WHAT TO DO: Reproduce the entire listing word for word.

/---

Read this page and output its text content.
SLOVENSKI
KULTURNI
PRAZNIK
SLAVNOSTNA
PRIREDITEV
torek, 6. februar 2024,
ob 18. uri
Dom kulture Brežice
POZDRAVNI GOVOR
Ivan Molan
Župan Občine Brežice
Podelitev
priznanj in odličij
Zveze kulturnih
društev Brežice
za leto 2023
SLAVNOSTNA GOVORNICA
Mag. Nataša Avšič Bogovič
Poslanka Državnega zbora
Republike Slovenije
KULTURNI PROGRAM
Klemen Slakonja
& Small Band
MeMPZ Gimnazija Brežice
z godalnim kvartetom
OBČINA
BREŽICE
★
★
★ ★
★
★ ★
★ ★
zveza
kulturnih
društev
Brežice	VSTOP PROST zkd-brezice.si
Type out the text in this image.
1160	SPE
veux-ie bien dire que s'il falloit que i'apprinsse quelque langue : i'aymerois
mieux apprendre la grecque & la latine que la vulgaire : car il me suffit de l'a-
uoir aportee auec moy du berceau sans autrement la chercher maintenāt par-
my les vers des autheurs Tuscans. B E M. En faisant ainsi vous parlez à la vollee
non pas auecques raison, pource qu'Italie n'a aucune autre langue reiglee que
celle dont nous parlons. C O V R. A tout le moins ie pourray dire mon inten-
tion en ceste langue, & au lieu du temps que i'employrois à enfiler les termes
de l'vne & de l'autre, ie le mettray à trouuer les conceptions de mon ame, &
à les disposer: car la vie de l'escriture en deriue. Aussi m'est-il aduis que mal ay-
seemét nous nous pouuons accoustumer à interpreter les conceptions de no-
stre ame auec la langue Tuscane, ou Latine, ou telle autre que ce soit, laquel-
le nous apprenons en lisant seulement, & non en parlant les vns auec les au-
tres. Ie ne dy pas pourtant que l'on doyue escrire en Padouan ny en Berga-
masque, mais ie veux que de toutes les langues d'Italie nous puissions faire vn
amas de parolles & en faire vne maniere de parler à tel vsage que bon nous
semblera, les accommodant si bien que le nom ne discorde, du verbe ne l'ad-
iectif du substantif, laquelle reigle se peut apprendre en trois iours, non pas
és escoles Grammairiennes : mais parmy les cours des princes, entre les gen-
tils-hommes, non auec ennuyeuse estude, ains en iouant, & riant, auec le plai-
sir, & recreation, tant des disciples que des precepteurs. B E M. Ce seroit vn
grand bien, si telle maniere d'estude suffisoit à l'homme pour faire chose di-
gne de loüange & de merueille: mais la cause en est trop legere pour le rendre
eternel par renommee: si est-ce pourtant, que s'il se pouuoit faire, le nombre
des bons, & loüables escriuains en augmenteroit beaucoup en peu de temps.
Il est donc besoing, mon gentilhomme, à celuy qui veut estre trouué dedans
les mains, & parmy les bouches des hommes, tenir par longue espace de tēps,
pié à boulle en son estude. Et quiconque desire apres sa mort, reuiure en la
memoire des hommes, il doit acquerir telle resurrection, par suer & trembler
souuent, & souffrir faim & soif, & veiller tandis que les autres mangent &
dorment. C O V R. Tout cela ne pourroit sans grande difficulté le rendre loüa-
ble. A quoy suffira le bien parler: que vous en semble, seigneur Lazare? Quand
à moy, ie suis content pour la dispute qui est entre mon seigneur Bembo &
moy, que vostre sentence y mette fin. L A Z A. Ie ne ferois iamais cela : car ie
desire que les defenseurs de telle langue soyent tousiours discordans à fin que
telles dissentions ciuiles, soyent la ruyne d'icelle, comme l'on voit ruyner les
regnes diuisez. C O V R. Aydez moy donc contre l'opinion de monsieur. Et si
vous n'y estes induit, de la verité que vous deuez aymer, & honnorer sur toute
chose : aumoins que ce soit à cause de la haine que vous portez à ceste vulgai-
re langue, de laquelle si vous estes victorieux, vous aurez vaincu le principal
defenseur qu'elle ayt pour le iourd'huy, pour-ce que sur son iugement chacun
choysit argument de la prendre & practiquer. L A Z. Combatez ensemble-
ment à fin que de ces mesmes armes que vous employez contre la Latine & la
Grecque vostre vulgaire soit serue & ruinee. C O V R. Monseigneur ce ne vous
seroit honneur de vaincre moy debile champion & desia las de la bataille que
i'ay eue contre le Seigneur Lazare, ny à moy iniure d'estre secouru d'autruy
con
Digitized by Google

\---

FULL SOLUTION:
Read this page and output its text content.
SLOVENSKI
KULTURNI
PRAZNIK
SLAVNOSTNA
PRIREDITEV
torek, 6. februar 2024,
ob 18. uri
Dom kulture Brežice
POZDRAVNI GOVOR
Ivan Molan
Župan Občine Brežice
Podelitev
priznanj in odličij
Zveze kulturnih
društev Brežice
za leto 2023
SLAVNOSTNA GOVORNICA
Mag. Nataša Avšič Bogovič
Poslanka Državnega zbora
Republike Slovenije
KULTURNI PROGRAM
Klemen Slakonja
& Small Band
MeMPZ Gimnazija Brežice
z godalnim kvartetom
OBČINA
BREŽICE
★
★
★ ★
★
★ ★
★ ★
zveza
kulturnih
društev
Brežice	VSTOP PROST zkd-brezice.si
Type out the text in this image.
1160	SPE
veux-ie bien dire que s'il falloit que i'apprinsse quelque langue : i'aymerois
mieux apprendre la grecque & la latine que la vulgaire : car il me suffit de l'a-
uoir aportee auec moy du berceau sans autrement la chercher maintenāt par-
my les vers des autheurs Tuscans. B E M. En faisant ainsi vous parlez à la vollee
non pas auecques raison, pource qu'Italie n'a aucune autre langue reiglee que
celle dont nous parlons. C O V R. A tout le moins ie pourray dire mon inten-
tion en ceste langue, & au lieu du temps que i'employrois à enfiler les termes
de l'vne & de l'autre, ie le mettray à trouuer les conceptions de mon ame, &
à les disposer: car la vie de l'escriture en deriue. Aussi m'est-il aduis que mal ay-
seemét nous nous pouuons accoustumer à interpreter les conceptions de no-
stre ame auec la langue Tuscane, ou Latine, ou telle autre que ce soit, laquel-
le nous apprenons en lisant seulement, & non en parlant les vns auec les au-
tres. Ie ne dy pas pourtant que l'on doyue escrire en Padouan ny en Berga-
masque, mais ie veux que de toutes les langues d'Italie nous puissions faire vn
amas de parolles & en faire vne maniere de parler à tel vsage que bon nous
semblera, les accommodant si bien que le nom ne discorde, du verbe ne l'ad-
iectif du substantif, laquelle reigle se peut apprendre en trois iours, non pas
és escoles Grammairiennes : mais parmy les cours des princes, entre les gen-
tils-hommes, non auec ennuyeuse estude, ains en iouant, & riant, auec le plai-
sir, & recreation, tant des disciples que des precepteurs. B E M. Ce seroit vn
grand bien, si telle maniere d'estude suffisoit à l'homme pour faire chose di-
gne de loüange & de merueille: mais la cause en est trop legere pour le rendre
eternel par renommee: si est-ce pourtant, que s'il se pouuoit faire, le nombre
des bons, & loüables escriuains en augmenteroit beaucoup en peu de temps.
Il est donc besoing, mon gentilhomme, à celuy qui veut estre trouué dedans
les mains, & parmy les bouches des hommes, tenir par longue espace de tēps,
pié à boulle en son estude. Et quiconque desire apres sa mort, reuiure en la
memoire des hommes, il doit acquerir telle resurrection, par suer & trembler
souuent, & souffrir faim & soif, & veiller tandis que les autres mangent &
dorment. C O V R. Tout cela ne pourroit sans grande difficulté le rendre loüa-
ble. A quoy suffira le bien parler: que vous en semble, seigneur Lazare? Quand
à moy, ie suis content pour la dispute qui est entre mon seigneur Bembo &
moy, que vostre sentence y mette fin. L A Z A. Ie ne ferois iamais cela : car ie
desire que les defenseurs de telle langue soyent tousiours discordans à fin que
telles dissentions ciuiles, soyent la ruyne d'icelle, comme l'on voit ruyner les
regnes diuisez. C O V R. Aydez moy donc contre l'opinion de monsieur. Et si
vous n'y estes induit, de la verité que vous deuez aymer, & honnorer sur toute
chose : aumoins que ce soit à cause de la haine que vous portez à ceste vulgai-
re langue, de laquelle si vous estes victorieux, vous aurez vaincu le principal
defenseur qu'elle ayt pour le iourd'huy, pour-ce que sur son iugement chacun
choysit argument de la prendre & practiquer. L A Z. Combatez ensemble-
ment à fin que de ces mesmes armes que vous employez contre la Latine & la
Grecque vostre vulgaire soit serue & ruinee. C O V R. Monseigneur ce ne vous
seroit honneur de vaincre moy debile champion & desia las de la bataille que
i'ay eue contre le Seigneur Lazare, ny à moy iniure d'estre secouru d'autruy
con
Digitized by Google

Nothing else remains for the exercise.